→ What is expected
Could you print every record below exactly as it appears?

[Figure data in JSON]
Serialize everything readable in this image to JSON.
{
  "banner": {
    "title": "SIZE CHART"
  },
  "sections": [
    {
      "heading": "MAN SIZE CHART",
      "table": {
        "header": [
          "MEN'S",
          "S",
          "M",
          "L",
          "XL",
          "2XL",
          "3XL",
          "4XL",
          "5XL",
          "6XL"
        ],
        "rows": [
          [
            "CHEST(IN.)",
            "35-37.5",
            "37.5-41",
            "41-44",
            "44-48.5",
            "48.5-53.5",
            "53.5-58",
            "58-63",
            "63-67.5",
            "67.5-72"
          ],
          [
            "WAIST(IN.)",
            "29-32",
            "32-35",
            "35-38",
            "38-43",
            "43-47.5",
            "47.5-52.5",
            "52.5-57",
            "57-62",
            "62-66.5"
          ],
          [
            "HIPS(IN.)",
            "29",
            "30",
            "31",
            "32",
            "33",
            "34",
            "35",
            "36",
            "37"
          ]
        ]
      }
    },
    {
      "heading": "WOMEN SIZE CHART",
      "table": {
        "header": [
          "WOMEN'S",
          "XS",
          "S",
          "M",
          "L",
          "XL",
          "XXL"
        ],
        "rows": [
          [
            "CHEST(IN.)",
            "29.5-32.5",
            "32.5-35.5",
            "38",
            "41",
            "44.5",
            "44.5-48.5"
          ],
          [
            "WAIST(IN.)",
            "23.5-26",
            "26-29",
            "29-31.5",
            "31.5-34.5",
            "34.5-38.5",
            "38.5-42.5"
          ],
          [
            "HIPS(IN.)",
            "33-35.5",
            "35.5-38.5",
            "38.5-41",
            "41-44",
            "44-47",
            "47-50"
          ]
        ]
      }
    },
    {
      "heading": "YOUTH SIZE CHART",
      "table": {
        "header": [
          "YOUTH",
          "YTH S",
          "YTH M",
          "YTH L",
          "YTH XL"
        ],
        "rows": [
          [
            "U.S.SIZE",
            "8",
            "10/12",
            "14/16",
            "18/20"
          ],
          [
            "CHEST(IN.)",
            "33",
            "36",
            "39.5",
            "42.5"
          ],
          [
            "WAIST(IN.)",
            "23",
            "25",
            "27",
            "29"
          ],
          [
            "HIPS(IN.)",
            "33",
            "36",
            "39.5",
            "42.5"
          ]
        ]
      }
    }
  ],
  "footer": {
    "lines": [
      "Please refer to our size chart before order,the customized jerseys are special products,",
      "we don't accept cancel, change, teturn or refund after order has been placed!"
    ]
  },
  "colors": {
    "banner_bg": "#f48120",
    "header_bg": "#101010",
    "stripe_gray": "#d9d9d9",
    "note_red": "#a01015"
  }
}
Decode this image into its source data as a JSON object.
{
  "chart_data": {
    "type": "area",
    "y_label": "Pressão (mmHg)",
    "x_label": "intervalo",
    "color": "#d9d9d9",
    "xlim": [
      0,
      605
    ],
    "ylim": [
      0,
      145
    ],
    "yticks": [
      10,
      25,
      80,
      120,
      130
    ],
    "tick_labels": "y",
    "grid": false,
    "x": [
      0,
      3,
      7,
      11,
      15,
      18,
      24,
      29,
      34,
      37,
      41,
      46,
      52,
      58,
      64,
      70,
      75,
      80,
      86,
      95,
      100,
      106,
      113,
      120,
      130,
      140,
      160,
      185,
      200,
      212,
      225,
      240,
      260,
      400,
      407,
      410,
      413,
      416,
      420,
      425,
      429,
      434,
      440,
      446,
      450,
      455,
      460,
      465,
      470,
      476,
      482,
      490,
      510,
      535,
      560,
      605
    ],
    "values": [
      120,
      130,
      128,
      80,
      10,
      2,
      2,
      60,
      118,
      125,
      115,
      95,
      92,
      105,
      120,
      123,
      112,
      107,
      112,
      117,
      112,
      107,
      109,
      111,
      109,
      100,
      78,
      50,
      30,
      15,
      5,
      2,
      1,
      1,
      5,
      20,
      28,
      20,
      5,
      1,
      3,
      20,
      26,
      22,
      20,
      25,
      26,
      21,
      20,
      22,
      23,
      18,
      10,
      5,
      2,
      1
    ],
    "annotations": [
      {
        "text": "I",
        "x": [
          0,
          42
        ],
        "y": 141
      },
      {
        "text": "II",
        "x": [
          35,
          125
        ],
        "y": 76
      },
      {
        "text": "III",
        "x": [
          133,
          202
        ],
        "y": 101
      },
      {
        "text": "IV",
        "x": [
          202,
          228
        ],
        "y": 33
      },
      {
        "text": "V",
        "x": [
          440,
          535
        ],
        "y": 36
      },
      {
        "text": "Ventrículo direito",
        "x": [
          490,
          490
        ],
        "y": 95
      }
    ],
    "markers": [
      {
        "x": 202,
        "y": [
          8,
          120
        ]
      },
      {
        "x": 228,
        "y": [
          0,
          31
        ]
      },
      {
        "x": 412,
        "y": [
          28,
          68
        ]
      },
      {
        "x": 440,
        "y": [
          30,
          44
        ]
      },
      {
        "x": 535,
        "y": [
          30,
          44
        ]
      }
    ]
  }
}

→ Solution to this exercise
Serialize everything readable in this image to JSON.
{
  "banner": {
    "title": "SIZE CHART"
  },
  "sections": [
    {
      "heading": "MAN SIZE CHART",
      "table": {
        "header": [
          "MEN'S",
          "S",
          "M",
          "L",
          "XL",
          "2XL",
          "3XL",
          "4XL",
          "5XL",
          "6XL"
        ],
        "rows": [
          [
            "CHEST(IN.)",
            "35-37.5",
            "37.5-41",
            "41-44",
            "44-48.5",
            "48.5-53.5",
            "53.5-58",
            "58-63",
            "63-67.5",
            "67.5-72"
          ],
          [
            "WAIST(IN.)",
            "29-32",
            "32-35",
            "35-38",
            "38-43",
            "43-47.5",
            "47.5-52.5",
            "52.5-57",
            "57-62",
            "62-66.5"
          ],
          [
            "HIPS(IN.)",
            "29",
            "30",
            "31",
            "32",
            "33",
            "34",
            "35",
            "36",
            "37"
          ]
        ]
      }
    },
    {
      "heading": "WOMEN SIZE CHART",
      "table": {
        "header": [
          "WOMEN'S",
          "XS",
          "S",
          "M",
          "L",
          "XL",
          "XXL"
        ],
        "rows": [
          [
            "CHEST(IN.)",
            "29.5-32.5",
            "32.5-35.5",
            "38",
            "41",
            "44.5",
            "44.5-48.5"
          ],
          [
            "WAIST(IN.)",
            "23.5-26",
            "26-29",
            "29-31.5",
            "31.5-34.5",
            "34.5-38.5",
            "38.5-42.5"
          ],
          [
            "HIPS(IN.)",
            "33-35.5",
            "35.5-38.5",
            "38.5-41",
            "41-44",
            "44-47",
            "47-50"
          ]
        ]
      }
    },
    {
      "heading": "YOUTH SIZE CHART",
      "table": {
        "header": [
          "YOUTH",
          "YTH S",
          "YTH M",
          "YTH L",
          "YTH XL"
        ],
        "rows": [
          [
            "U.S.SIZE",
            "8",
            "10/12",
            "14/16",
            "18/20"
          ],
          [
            "CHEST(IN.)",
            "33",
            "36",
            "39.5",
            "42.5"
          ],
          [
            "WAIST(IN.)",
            "23",
            "25",
            "27",
            "29"
          ],
          [
            "HIPS(IN.)",
            "33",
            "36",
            "39.5",
            "42.5"
          ]
        ]
      }
    }
  ],
  "footer": {
    "lines": [
      "Please refer to our size chart before order,the customized jerseys are special products,",
      "we don't accept cancel, change, teturn or refund after order has been placed!"
    ]
  },
  "colors": {
    "banner_bg": "#f48120",
    "header_bg": "#101010",
    "stripe_gray": "#d9d9d9",
    "note_red": "#a01015"
  }
}
Decode this image into its source data as a JSON object.
{
  "chart_data": {
    "type": "area",
    "y_label": "Pressão (mmHg)",
    "x_label": "intervalo",
    "color": "#d9d9d9",
    "xlim": [
      0,
      605
    ],
    "ylim": [
      0,
      145
    ],
    "yticks": [
      10,
      25,
      80,
      120,
      130
    ],
    "tick_labels": "y",
    "grid": false,
    "x": [
      0,
      3,
      7,
      11,
      15,
      18,
      24,
      29,
      34,
      37,
      41,
      46,
      52,
      58,
      64,
      70,
      75,
      80,
      86,
      95,
      100,
      106,
      113,
      120,
      130,
      140,
      160,
      185,
      200,
      212,
      225,
      240,
      260,
      400,
      407,
      410,
      413,
      416,
      420,
      425,
      429,
      434,
      440,
      446,
      450,
      455,
      460,
      465,
      470,
      476,
      482,
      490,
      510,
      535,
      560,
      605
    ],
    "values": [
      120,
      130,
      128,
      80,
      10,
      2,
      2,
      60,
      118,
      125,
      115,
      95,
      92,
      105,
      120,
      123,
      112,
      107,
      112,
      117,
      112,
      107,
      109,
      111,
      109,
      100,
      78,
      50,
      30,
      15,
      5,
      2,
      1,
      1,
      5,
      20,
      28,
      20,
      5,
      1,
      3,
      20,
      26,
      22,
      20,
      25,
      26,
      21,
      20,
      22,
      23,
      18,
      10,
      5,
      2,
      1
    ],
    "annotations": [
      {
        "text": "I",
        "x": [
          0,
          42
        ],
        "y": 141
      },
      {
        "text": "II",
        "x": [
          35,
          125
        ],
        "y": 76
      },
      {
        "text": "III",
        "x": [
          133,
          202
        ],
        "y": 101
      },
      {
        "text": "IV",
        "x": [
          202,
          228
        ],
        "y": 33
      },
      {
        "text": "V",
        "x": [
          440,
          535
        ],
        "y": 36
      },
      {
        "text": "Ventrículo direito",
        "x": [
          490,
          490
        ],
        "y": 95
      }
    ],
    "markers": [
      {
        "x": 202,
        "y": [
          8,
          120
        ]
      },
      {
        "x": 228,
        "y": [
          0,
          31
        ]
      },
      {
        "x": 412,
        "y": [
          28,
          68
        ]
      },
      {
        "x": 440,
        "y": [
          30,
          44
        ]
      },
      {
        "x": 535,
        "y": [
          30,
          44
        ]
      }
    ]
  }
}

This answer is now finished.